— Start of Input rows —

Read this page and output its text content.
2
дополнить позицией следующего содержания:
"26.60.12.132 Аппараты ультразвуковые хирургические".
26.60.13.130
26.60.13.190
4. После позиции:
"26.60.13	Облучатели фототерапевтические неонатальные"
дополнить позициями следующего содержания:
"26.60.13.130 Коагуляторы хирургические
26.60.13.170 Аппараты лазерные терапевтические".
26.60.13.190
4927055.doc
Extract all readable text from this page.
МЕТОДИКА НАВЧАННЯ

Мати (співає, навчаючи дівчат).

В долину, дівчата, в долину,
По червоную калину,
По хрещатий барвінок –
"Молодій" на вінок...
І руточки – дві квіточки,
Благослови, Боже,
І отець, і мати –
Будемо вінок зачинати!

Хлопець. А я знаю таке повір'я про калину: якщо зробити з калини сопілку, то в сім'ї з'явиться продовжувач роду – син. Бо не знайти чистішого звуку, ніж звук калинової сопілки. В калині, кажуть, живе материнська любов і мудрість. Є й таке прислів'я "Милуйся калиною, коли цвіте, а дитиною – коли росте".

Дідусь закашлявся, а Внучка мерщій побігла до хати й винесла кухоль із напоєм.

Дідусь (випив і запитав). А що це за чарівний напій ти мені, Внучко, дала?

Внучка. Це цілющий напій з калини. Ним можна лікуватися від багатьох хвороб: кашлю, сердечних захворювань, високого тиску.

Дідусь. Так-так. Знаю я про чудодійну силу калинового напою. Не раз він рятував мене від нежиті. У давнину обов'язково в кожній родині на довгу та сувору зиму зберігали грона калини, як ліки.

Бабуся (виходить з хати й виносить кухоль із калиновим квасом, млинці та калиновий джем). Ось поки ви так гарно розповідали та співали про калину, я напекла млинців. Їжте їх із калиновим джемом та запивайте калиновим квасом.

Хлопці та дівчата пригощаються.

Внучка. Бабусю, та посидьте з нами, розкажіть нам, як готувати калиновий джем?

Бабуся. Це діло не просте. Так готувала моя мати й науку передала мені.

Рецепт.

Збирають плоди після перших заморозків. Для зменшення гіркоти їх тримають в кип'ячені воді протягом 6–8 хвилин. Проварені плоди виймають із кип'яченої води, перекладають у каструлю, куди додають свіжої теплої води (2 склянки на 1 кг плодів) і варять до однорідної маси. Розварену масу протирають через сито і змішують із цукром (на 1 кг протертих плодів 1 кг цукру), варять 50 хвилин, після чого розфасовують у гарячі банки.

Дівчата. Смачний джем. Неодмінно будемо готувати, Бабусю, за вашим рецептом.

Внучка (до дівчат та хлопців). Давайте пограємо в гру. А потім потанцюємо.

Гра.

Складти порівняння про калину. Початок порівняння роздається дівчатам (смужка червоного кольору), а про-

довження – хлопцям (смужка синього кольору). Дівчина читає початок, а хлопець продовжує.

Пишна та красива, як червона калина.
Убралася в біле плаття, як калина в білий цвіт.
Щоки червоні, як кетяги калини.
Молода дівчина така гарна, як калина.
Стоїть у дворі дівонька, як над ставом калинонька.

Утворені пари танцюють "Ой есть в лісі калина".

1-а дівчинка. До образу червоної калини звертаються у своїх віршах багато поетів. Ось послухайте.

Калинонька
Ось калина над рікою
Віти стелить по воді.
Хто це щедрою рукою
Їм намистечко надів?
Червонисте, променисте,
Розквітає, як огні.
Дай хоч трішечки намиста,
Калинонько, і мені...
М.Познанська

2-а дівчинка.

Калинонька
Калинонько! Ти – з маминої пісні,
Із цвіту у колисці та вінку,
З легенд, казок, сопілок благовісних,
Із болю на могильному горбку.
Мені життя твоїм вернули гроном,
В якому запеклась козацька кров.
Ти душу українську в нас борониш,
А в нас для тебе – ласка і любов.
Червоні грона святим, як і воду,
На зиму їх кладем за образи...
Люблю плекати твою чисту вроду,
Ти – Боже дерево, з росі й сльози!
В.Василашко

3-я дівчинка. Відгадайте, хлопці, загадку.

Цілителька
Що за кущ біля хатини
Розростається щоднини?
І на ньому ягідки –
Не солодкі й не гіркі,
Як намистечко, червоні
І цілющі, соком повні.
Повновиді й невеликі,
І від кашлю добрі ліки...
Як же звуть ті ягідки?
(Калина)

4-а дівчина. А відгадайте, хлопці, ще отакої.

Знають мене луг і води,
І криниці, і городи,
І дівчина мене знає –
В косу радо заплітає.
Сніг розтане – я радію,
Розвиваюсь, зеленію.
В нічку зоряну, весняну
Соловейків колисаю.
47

— End of Input rows —

* **Instructions to follow**
Give an exact repetition of all the material.

* **Finished exercise**
Read this page and output its text content.
2
дополнить позицией следующего содержания:
"26.60.12.132 Аппараты ультразвуковые хирургические".
26.60.13.130
26.60.13.190
4. После позиции:
"26.60.13	Облучатели фототерапевтические неонатальные"
дополнить позициями следующего содержания:
"26.60.13.130 Коагуляторы хирургические
26.60.13.170 Аппараты лазерные терапевтические".
26.60.13.190
4927055.doc
Extract all readable text from this page.
МЕТОДИКА НАВЧАННЯ

Мати (співає, навчаючи дівчат).

В долину, дівчата, в долину,
По червоную калину,
По хрещатий барвінок –
"Молодій" на вінок...
І руточки – дві квіточки,
Благослови, Боже,
І отець, і мати –
Будемо вінок зачинати!

Хлопець. А я знаю таке повір'я про калину: якщо зробити з калини сопілку, то в сім'ї з'явиться продовжувач роду – син. Бо не знайти чистішого звуку, ніж звук калинової сопілки. В калині, кажуть, живе материнська любов і мудрість. Є й таке прислів'я "Милуйся калиною, коли цвіте, а дитиною – коли росте".

Дідусь закашлявся, а Внучка мерщій побігла до хати й винесла кухоль із напоєм.

Дідусь (випив і запитав). А що це за чарівний напій ти мені, Внучко, дала?

Внучка. Це цілющий напій з калини. Ним можна лікуватися від багатьох хвороб: кашлю, сердечних захворювань, високого тиску.

Дідусь. Так-так. Знаю я про чудодійну силу калинового напою. Не раз він рятував мене від нежиті. У давнину обов'язково в кожній родині на довгу та сувору зиму зберігали грона калини, як ліки.

Бабуся (виходить з хати й виносить кухоль із калиновим квасом, млинці та калиновий джем). Ось поки ви так гарно розповідали та співали про калину, я напекла млинців. Їжте їх із калиновим джемом та запивайте калиновим квасом.

Хлопці та дівчата пригощаються.

Внучка. Бабусю, та посидьте з нами, розкажіть нам, як готувати калиновий джем?

Бабуся. Це діло не просте. Так готувала моя мати й науку передала мені.

Рецепт.

Збирають плоди після перших заморозків. Для зменшення гіркоти їх тримають в кип'ячені воді протягом 6–8 хвилин. Проварені плоди виймають із кип'яченої води, перекладають у каструлю, куди додають свіжої теплої води (2 склянки на 1 кг плодів) і варять до однорідної маси. Розварену масу протирають через сито і змішують із цукром (на 1 кг протертих плодів 1 кг цукру), варять 50 хвилин, після чого розфасовують у гарячі банки.

Дівчата. Смачний джем. Неодмінно будемо готувати, Бабусю, за вашим рецептом.

Внучка (до дівчат та хлопців). Давайте пограємо в гру. А потім потанцюємо.

Гра.

Складти порівняння про калину. Початок порівняння роздається дівчатам (смужка червоного кольору), а про-

довження – хлопцям (смужка синього кольору). Дівчина читає початок, а хлопець продовжує.

Пишна та красива, як червона калина.
Убралася в біле плаття, як калина в білий цвіт.
Щоки червоні, як кетяги калини.
Молода дівчина така гарна, як калина.
Стоїть у дворі дівонька, як над ставом калинонька.

Утворені пари танцюють "Ой есть в лісі калина".

1-а дівчинка. До образу червоної калини звертаються у своїх віршах багато поетів. Ось послухайте.

Калинонька
Ось калина над рікою
Віти стелить по воді.
Хто це щедрою рукою
Їм намистечко надів?
Червонисте, променисте,
Розквітає, як огні.
Дай хоч трішечки намиста,
Калинонько, і мені...
М.Познанська

2-а дівчинка.

Калинонька
Калинонько! Ти – з маминої пісні,
Із цвіту у колисці та вінку,
З легенд, казок, сопілок благовісних,
Із болю на могильному горбку.
Мені життя твоїм вернули гроном,
В якому запеклась козацька кров.
Ти душу українську в нас борониш,
А в нас для тебе – ласка і любов.
Червоні грона святим, як і воду,
На зиму їх кладем за образи...
Люблю плекати твою чисту вроду,
Ти – Боже дерево, з росі й сльози!
В.Василашко

3-я дівчинка. Відгадайте, хлопці, загадку.

Цілителька
Що за кущ біля хатини
Розростається щоднини?
І на ньому ягідки –
Не солодкі й не гіркі,
Як намистечко, червоні
І цілющі, соком повні.
Повновиді й невеликі,
І від кашлю добрі ліки...
Як же звуть ті ягідки?
(Калина)

4-а дівчина. А відгадайте, хлопці, ще отакої.

Знають мене луг і води,
І криниці, і городи,
І дівчина мене знає –
В косу радо заплітає.
Сніг розтане – я радію,
Розвиваюсь, зеленію.
В нічку зоряну, весняну
Соловейків колисаю.
47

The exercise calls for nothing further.